==== ENTRIES SHOWN ====

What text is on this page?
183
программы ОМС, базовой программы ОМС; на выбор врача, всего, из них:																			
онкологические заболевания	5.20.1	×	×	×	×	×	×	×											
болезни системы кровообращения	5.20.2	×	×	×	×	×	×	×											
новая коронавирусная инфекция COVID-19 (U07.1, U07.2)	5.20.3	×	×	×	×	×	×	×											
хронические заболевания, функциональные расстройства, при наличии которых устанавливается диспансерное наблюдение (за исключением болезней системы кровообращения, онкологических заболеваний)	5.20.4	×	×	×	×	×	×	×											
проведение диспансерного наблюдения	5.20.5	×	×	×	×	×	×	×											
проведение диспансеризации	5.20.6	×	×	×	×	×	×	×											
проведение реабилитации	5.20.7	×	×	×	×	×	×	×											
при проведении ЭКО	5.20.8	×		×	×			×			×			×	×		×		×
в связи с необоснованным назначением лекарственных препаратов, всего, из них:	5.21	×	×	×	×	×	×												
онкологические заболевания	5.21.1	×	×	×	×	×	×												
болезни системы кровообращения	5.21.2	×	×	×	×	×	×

====

Select all lines with the word "проведение" from the entries above.

### RESPONSE TO THE EXERCISE
проведение диспансерного наблюдения	5.20.5	×	×	×	×	×	×	×											
проведение диспансеризации	5.20.6	×	×	×	×	×	×	×											
проведение реабилитации	5.20.7	×	×	×	×	×	×	×											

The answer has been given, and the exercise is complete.